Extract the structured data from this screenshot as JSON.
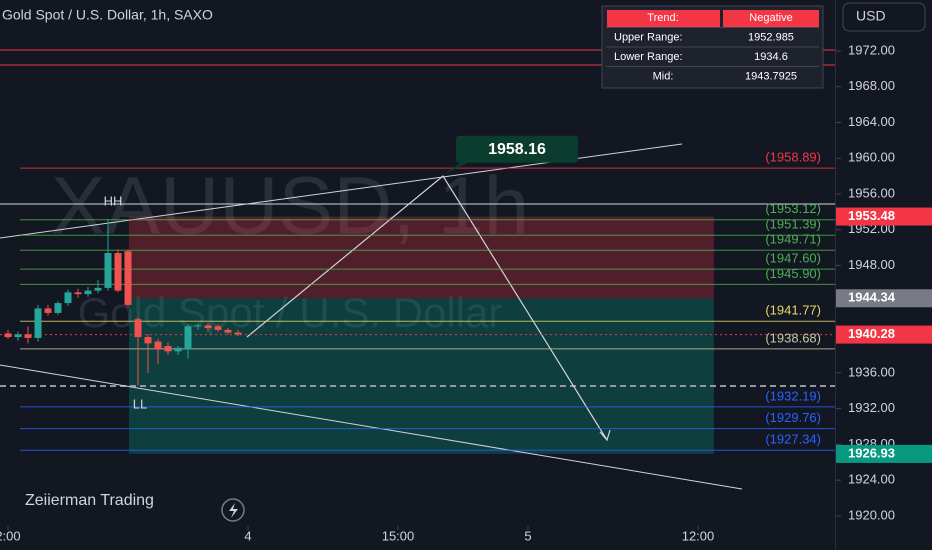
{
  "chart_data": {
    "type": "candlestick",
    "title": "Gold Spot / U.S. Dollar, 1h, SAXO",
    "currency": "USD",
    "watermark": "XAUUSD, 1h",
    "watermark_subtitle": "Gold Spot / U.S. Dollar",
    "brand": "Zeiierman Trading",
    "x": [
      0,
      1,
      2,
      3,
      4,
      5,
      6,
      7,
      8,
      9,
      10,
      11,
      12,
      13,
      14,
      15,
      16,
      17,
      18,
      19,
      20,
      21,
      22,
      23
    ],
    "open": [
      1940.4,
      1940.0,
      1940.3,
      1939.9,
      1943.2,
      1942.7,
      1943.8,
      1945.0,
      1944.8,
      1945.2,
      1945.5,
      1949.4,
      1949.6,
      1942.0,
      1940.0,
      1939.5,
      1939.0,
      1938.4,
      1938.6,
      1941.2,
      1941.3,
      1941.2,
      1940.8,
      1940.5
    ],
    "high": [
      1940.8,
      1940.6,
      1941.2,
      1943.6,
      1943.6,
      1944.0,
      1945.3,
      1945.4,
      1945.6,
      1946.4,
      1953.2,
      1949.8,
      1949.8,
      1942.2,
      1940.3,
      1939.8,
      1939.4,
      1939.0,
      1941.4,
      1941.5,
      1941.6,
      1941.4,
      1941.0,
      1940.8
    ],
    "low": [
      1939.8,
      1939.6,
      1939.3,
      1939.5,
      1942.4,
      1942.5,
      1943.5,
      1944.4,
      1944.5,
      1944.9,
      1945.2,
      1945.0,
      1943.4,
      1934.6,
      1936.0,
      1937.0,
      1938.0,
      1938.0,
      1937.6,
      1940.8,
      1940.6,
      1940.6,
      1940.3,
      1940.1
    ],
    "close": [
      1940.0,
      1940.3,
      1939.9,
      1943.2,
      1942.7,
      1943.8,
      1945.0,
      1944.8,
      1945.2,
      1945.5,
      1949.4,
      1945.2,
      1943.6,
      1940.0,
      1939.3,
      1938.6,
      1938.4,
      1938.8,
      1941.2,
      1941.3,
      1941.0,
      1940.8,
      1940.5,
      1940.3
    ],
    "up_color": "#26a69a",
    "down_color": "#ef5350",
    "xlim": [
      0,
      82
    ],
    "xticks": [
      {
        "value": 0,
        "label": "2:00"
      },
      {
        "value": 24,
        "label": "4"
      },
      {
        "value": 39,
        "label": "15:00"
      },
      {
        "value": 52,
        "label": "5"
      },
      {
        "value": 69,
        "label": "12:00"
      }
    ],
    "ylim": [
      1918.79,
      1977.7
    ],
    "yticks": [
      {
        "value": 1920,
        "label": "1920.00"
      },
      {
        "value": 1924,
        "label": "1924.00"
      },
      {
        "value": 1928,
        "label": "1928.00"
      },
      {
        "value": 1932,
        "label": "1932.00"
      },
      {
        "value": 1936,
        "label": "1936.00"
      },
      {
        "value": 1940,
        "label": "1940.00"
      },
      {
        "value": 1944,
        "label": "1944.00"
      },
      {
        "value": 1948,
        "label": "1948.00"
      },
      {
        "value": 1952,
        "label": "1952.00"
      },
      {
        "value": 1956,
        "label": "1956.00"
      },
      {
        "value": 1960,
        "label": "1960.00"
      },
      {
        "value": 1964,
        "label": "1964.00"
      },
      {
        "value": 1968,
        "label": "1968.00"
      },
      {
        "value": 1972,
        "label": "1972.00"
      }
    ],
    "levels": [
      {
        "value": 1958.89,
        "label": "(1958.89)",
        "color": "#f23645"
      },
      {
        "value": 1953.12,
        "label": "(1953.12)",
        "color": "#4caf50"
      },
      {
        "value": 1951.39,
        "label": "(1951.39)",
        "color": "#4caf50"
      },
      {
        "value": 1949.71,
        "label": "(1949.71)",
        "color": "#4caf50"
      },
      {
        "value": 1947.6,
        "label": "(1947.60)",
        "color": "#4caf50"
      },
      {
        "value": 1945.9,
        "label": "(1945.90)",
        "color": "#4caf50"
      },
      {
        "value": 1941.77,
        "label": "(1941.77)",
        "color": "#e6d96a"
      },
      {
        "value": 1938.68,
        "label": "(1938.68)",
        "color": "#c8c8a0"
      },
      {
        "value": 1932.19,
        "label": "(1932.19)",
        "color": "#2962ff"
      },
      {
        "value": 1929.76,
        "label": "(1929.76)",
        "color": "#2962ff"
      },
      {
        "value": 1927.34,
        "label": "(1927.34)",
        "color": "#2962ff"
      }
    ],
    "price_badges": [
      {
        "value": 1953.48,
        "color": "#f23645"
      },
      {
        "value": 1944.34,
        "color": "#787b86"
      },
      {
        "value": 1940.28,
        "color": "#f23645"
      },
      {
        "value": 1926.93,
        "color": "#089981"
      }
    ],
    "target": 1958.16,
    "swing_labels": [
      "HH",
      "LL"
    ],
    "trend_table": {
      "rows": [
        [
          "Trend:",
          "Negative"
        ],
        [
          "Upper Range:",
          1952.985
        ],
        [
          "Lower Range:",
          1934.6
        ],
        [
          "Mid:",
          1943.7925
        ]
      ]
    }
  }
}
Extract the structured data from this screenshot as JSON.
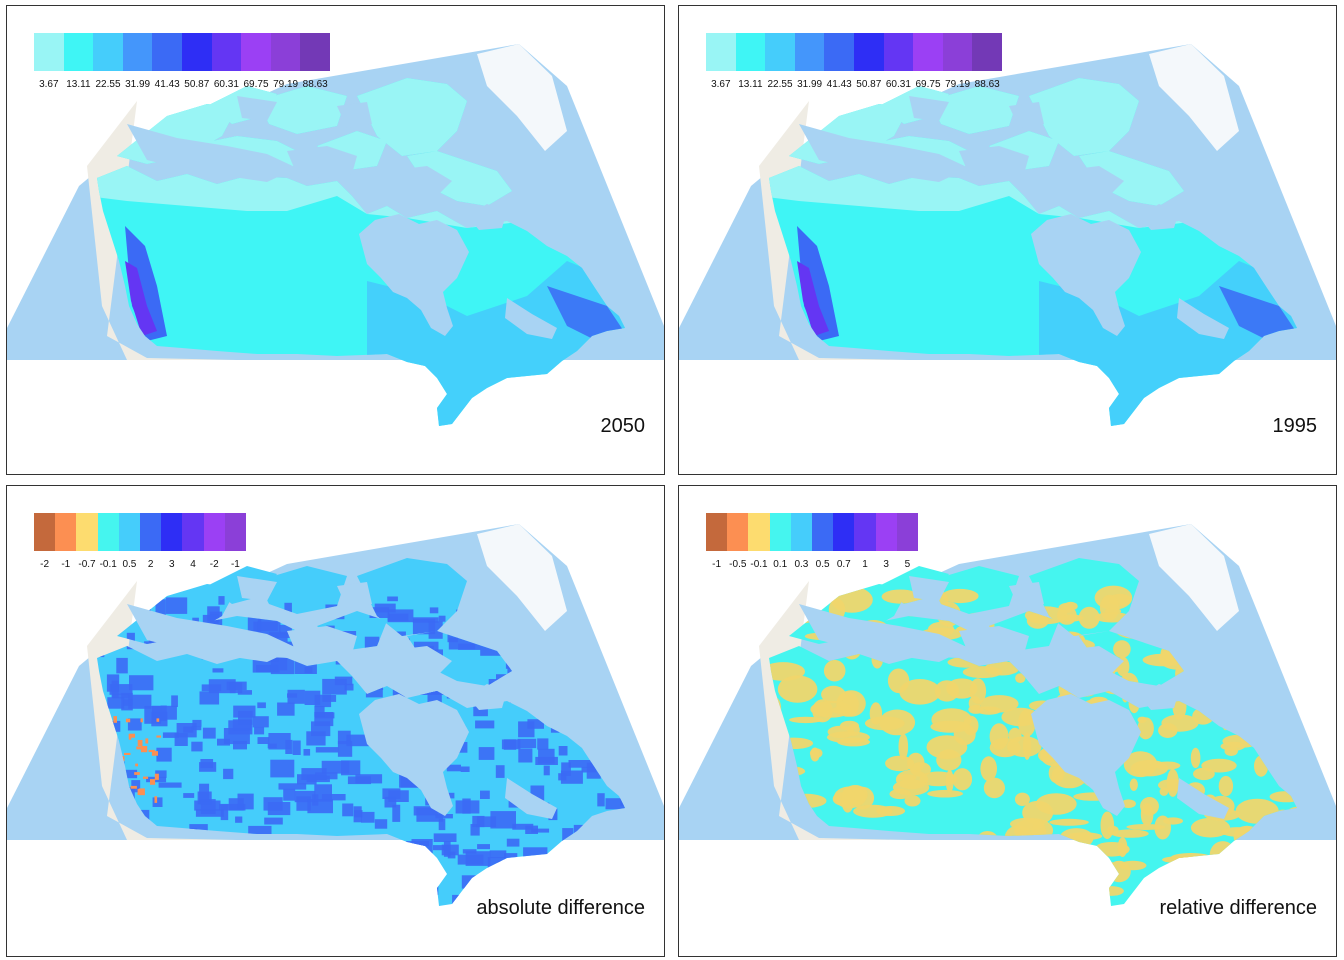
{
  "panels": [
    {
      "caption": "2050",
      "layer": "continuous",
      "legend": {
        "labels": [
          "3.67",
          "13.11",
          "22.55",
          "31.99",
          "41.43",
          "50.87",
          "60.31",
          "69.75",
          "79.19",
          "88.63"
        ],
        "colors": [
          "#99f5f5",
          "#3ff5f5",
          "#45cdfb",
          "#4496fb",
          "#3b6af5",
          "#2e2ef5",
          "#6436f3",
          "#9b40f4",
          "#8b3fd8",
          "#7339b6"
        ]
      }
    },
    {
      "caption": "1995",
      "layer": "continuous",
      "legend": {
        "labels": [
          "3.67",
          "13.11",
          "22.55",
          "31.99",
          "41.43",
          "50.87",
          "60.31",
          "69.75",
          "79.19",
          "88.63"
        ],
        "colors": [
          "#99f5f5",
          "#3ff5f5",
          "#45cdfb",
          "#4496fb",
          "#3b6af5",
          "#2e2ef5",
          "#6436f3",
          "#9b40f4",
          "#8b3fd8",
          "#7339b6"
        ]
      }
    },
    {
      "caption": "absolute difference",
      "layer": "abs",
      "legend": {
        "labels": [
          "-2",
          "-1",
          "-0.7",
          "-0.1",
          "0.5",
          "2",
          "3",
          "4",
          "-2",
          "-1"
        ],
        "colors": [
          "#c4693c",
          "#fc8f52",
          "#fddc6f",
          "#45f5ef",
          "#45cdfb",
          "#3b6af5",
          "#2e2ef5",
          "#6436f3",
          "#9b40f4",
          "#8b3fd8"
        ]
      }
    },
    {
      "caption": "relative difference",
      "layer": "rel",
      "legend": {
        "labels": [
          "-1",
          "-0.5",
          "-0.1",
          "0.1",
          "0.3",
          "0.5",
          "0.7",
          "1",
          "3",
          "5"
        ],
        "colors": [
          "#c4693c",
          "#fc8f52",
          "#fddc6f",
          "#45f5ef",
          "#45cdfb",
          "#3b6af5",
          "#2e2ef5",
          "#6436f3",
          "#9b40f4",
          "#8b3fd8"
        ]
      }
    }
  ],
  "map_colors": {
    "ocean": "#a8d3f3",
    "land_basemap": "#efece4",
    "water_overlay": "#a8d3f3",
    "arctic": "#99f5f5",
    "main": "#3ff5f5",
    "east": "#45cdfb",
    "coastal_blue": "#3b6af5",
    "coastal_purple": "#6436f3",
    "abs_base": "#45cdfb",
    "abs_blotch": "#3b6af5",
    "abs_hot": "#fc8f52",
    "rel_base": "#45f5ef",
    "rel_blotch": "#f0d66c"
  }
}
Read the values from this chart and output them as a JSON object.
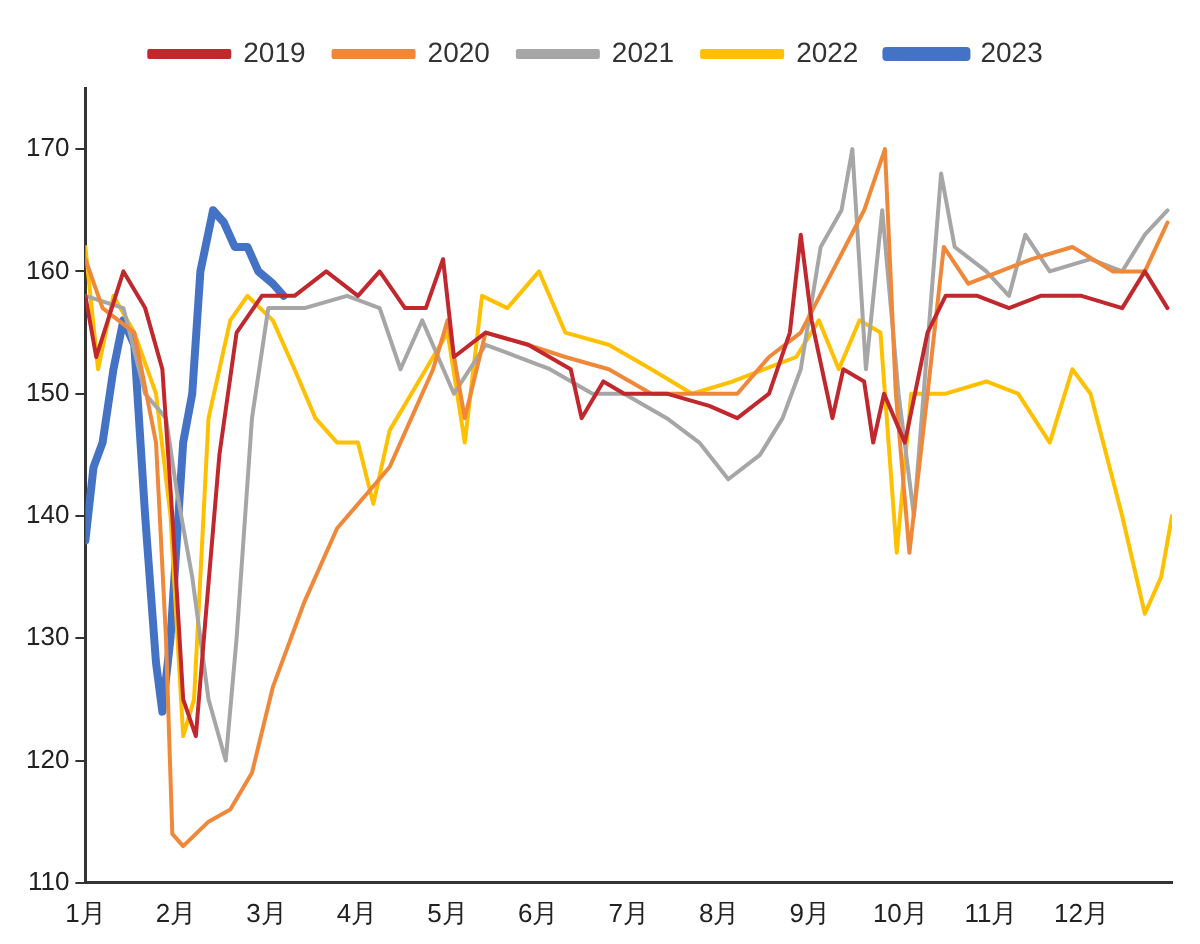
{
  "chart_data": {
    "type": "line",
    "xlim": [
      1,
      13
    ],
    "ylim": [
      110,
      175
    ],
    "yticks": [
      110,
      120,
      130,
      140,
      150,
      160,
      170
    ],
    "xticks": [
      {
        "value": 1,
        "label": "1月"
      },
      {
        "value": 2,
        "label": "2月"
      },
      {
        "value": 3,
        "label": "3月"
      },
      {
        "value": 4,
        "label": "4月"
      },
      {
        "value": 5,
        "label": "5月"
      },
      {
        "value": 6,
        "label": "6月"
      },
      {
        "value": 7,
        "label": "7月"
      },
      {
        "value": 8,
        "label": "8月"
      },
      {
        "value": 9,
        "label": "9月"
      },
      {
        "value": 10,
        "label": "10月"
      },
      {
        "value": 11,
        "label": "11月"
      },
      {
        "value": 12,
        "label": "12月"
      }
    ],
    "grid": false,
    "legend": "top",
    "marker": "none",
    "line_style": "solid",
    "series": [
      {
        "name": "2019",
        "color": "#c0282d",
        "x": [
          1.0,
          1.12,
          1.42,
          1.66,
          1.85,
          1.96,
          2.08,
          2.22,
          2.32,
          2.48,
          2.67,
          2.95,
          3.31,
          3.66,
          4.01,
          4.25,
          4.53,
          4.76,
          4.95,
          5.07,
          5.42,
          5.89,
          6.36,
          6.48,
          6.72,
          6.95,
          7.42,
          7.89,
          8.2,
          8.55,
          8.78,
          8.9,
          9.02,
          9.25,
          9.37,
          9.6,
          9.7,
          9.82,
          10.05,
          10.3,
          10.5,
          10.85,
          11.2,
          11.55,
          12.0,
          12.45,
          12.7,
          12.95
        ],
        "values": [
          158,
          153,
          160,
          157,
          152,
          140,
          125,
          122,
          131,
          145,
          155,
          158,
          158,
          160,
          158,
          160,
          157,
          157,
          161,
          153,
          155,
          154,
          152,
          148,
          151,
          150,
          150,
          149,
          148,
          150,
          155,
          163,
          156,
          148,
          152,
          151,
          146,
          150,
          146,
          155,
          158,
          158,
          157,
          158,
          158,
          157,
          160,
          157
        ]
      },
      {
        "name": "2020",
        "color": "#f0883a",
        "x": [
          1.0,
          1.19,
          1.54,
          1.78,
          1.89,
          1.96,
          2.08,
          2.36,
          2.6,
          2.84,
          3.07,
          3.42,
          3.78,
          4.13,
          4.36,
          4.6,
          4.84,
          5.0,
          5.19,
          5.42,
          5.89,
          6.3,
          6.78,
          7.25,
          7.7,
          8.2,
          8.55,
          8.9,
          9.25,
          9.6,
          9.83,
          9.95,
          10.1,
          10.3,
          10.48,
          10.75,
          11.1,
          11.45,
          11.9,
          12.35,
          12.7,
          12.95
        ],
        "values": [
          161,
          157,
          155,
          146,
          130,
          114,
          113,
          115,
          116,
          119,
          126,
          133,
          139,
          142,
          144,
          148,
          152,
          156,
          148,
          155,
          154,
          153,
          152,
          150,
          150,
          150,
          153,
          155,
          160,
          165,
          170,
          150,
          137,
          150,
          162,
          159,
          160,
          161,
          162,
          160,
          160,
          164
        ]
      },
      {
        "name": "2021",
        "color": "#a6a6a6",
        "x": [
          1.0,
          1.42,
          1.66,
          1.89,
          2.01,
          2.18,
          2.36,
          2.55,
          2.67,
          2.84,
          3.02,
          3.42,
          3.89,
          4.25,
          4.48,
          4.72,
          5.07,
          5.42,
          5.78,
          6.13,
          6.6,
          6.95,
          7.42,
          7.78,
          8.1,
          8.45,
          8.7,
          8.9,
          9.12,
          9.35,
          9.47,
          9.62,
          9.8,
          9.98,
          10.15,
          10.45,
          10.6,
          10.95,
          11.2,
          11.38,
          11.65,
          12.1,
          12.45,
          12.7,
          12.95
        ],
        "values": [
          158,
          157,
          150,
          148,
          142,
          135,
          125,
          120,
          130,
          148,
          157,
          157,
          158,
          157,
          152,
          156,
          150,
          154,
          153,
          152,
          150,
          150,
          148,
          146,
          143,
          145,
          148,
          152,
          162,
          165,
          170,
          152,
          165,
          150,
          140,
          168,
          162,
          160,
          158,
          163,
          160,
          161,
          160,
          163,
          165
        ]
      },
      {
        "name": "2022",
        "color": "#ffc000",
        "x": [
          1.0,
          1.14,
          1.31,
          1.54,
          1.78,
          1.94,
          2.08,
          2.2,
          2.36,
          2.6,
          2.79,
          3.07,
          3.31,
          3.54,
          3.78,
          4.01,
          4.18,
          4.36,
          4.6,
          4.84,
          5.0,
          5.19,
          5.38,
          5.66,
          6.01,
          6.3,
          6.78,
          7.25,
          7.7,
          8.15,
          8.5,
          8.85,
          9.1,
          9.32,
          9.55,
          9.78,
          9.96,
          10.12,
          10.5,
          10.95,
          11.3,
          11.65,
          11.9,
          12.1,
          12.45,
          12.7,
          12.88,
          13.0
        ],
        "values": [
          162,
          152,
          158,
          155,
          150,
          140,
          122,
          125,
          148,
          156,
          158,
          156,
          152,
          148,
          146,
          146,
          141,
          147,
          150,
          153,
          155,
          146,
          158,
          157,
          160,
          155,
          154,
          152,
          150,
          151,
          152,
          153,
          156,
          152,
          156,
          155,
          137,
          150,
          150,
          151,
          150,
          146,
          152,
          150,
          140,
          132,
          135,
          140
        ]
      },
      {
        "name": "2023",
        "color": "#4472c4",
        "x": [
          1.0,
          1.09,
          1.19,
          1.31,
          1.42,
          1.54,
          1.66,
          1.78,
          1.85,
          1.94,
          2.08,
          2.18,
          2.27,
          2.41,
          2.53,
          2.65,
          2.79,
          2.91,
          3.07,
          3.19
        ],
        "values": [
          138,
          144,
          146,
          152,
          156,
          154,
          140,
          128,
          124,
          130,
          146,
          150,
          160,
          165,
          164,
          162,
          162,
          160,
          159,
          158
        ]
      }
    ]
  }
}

◆ ◆ ◆ ◆ ◆ ◆ ◆

**The request:**
Return only the number of lines in the preceding records that contain the string "difference".

**Finished task:**
2